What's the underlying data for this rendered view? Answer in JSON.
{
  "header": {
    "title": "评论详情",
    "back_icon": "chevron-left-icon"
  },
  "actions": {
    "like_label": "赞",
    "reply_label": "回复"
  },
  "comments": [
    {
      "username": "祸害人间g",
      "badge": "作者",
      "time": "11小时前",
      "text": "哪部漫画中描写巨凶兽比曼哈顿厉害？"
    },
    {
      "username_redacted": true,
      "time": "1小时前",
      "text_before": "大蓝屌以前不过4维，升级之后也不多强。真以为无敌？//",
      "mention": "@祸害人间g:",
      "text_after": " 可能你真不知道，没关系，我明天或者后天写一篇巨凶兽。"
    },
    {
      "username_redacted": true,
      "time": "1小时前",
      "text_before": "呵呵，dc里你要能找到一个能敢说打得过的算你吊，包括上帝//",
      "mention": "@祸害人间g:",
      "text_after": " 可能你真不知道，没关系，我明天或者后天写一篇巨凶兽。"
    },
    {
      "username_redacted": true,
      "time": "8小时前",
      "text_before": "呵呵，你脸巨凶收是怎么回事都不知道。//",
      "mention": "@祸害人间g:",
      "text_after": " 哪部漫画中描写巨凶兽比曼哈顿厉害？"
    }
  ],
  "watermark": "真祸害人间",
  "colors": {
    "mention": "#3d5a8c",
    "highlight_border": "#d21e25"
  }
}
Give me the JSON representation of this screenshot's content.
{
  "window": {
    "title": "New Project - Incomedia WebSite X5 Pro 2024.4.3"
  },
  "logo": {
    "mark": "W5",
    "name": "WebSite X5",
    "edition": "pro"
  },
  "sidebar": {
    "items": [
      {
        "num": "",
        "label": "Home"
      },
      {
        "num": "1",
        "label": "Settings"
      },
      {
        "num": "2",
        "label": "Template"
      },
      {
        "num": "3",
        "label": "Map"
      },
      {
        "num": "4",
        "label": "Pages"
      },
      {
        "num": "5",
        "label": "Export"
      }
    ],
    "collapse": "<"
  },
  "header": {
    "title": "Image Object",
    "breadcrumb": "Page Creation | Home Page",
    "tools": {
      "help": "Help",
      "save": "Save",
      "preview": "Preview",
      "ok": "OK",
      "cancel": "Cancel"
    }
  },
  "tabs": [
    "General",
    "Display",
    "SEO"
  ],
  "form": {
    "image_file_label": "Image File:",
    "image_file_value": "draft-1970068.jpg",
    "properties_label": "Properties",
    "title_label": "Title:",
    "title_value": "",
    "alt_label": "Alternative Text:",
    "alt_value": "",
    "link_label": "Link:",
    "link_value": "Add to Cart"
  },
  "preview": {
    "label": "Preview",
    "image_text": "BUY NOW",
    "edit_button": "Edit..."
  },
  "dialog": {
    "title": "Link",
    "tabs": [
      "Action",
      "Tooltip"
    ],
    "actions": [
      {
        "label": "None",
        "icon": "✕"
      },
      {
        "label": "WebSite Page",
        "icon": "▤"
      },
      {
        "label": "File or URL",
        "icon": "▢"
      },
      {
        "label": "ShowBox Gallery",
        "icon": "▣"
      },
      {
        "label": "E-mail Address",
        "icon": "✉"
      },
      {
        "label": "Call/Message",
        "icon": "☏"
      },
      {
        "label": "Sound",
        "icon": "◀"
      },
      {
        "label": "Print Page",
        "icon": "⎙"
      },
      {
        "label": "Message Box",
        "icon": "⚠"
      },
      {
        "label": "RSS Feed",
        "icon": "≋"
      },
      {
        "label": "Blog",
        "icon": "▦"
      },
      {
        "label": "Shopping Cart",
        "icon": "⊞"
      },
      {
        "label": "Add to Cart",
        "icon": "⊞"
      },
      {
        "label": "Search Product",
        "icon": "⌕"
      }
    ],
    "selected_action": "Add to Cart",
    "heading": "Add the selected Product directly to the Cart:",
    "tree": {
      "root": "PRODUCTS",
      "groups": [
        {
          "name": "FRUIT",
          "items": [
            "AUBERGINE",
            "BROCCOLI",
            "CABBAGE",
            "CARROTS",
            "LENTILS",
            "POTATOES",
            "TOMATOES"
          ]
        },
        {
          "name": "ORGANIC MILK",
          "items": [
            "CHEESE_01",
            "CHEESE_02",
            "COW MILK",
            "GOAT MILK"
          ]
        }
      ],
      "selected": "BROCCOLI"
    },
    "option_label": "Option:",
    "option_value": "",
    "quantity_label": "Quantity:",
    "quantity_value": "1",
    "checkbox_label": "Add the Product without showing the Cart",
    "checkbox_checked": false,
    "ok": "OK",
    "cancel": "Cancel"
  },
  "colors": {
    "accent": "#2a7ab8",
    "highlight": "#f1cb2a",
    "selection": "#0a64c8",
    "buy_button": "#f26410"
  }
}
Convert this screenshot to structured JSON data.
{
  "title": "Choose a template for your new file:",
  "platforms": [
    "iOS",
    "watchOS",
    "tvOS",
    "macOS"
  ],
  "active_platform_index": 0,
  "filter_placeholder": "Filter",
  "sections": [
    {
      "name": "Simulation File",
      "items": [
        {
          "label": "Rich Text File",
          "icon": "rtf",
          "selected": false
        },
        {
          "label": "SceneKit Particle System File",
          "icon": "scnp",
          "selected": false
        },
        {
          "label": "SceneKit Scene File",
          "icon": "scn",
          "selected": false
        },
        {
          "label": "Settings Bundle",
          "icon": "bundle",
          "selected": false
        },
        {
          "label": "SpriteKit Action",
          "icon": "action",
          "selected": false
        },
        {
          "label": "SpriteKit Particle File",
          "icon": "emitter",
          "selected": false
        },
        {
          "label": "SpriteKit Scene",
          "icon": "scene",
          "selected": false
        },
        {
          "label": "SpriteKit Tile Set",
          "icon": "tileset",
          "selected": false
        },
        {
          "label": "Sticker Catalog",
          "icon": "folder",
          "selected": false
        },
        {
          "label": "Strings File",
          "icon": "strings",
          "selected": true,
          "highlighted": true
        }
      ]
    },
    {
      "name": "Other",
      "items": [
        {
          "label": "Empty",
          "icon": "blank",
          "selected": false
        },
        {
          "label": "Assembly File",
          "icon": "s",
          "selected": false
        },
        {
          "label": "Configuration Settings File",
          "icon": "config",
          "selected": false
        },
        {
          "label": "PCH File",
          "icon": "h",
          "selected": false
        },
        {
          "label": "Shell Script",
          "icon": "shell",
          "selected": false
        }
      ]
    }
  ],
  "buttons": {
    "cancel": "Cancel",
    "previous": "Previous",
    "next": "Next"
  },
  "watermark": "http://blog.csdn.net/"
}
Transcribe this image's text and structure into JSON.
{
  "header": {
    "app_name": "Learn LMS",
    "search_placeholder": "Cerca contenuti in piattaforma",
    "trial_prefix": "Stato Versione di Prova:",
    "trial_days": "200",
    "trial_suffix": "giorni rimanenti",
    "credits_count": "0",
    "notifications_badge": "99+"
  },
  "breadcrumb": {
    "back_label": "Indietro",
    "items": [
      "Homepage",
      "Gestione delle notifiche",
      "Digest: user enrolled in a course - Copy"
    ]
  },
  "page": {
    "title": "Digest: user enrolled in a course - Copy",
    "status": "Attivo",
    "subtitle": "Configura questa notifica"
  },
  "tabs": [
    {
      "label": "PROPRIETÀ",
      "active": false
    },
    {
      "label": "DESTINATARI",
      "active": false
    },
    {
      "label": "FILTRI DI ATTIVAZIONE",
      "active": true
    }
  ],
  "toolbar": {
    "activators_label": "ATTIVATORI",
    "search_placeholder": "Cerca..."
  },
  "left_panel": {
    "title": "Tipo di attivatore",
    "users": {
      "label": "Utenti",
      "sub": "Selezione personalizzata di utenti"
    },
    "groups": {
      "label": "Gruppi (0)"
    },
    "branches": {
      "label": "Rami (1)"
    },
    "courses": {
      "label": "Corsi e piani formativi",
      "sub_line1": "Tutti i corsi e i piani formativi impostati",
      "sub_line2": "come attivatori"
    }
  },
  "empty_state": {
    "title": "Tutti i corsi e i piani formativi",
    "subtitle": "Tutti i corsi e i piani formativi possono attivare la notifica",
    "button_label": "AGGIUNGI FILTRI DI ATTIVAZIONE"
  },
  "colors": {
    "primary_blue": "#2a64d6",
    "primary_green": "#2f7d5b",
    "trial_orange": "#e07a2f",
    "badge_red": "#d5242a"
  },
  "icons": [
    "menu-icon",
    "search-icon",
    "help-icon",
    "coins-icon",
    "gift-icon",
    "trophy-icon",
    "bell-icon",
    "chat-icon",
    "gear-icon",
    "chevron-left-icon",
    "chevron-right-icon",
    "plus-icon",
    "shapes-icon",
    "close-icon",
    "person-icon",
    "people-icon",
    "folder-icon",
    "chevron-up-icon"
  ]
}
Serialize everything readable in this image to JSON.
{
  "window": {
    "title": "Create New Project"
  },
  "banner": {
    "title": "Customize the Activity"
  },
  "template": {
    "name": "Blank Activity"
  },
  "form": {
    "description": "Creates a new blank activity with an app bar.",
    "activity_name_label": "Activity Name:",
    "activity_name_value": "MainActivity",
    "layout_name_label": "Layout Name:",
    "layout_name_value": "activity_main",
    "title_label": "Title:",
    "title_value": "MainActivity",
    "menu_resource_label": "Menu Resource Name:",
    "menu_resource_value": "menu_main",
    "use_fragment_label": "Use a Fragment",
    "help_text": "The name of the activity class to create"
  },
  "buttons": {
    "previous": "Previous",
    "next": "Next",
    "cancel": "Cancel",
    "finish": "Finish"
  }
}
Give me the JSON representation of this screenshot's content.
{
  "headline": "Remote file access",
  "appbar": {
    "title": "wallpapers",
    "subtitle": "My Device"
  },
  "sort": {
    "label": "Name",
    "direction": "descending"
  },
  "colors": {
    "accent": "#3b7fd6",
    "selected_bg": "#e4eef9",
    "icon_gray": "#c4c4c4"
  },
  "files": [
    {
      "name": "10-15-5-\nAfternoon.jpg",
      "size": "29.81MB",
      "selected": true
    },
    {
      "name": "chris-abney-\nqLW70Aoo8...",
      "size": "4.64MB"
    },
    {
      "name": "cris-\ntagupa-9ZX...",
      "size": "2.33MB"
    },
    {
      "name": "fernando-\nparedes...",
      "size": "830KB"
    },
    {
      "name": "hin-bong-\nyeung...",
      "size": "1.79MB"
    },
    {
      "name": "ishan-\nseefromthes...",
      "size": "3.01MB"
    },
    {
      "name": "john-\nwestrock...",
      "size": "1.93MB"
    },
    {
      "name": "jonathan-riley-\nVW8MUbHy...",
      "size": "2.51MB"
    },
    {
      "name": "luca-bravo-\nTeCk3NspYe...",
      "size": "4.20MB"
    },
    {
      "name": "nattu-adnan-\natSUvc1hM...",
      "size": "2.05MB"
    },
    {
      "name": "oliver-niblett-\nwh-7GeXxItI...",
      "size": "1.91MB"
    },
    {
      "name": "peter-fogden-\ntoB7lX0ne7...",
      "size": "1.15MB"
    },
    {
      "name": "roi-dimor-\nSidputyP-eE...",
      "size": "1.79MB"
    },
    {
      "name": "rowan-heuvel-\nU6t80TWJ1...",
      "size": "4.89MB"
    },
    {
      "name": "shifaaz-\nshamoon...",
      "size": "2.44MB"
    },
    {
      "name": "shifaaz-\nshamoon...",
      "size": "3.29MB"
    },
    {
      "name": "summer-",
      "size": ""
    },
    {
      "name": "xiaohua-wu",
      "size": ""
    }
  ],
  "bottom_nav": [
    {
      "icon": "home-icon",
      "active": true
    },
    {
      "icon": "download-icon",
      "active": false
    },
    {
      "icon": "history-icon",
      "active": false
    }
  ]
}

◆ Task instructions
Lines containing the word "SceneKit" are to be counted in the listing; state their number alone.

◆ Answer
2